═════ INFORMATION SUPPLIED

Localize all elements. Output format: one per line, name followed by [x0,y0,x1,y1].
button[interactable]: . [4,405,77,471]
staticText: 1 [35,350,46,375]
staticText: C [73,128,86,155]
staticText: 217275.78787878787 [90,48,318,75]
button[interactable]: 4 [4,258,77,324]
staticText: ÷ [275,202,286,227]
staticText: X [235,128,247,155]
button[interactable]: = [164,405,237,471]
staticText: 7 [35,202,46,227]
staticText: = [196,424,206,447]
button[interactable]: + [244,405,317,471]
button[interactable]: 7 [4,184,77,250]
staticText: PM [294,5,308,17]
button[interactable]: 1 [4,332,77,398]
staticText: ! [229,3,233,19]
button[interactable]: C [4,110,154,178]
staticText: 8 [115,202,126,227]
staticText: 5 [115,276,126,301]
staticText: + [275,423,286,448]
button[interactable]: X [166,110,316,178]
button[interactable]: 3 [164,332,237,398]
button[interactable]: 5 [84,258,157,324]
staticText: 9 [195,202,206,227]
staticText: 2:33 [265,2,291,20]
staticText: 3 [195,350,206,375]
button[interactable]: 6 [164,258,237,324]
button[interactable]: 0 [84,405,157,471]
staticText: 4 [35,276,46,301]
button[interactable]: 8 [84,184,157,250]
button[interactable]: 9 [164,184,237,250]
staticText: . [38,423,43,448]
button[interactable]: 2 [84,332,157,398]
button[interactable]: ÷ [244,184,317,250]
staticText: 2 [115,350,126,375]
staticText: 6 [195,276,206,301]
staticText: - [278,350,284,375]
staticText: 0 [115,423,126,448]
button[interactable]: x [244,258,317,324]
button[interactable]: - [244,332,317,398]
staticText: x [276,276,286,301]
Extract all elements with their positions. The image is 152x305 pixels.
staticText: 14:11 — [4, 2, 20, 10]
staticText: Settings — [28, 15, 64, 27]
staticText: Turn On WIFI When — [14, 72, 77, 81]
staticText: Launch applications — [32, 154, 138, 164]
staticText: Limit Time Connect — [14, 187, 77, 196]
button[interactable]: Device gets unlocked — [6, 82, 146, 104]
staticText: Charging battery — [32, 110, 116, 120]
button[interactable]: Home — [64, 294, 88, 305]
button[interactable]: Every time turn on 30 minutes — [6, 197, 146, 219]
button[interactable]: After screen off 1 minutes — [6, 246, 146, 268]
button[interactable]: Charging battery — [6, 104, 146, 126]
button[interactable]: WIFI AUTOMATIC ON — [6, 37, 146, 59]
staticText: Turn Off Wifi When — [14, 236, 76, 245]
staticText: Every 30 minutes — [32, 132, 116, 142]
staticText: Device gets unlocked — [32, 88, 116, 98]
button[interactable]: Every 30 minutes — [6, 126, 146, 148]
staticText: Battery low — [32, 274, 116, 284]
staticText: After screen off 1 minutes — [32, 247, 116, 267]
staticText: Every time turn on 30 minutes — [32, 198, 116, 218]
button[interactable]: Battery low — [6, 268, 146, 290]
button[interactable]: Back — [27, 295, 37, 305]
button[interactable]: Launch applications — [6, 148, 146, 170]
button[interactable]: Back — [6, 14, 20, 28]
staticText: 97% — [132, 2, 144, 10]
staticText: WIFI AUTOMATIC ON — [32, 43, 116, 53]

══════════

▶ **REQUIREMENTS**:
Select every line of the data above that contains the word "Launch", matching case exactly.

▶ **TASK RESULT**:
staticText: Launch applications — [32, 154, 138, 164]
button[interactable]: Launch applications — [6, 148, 146, 170]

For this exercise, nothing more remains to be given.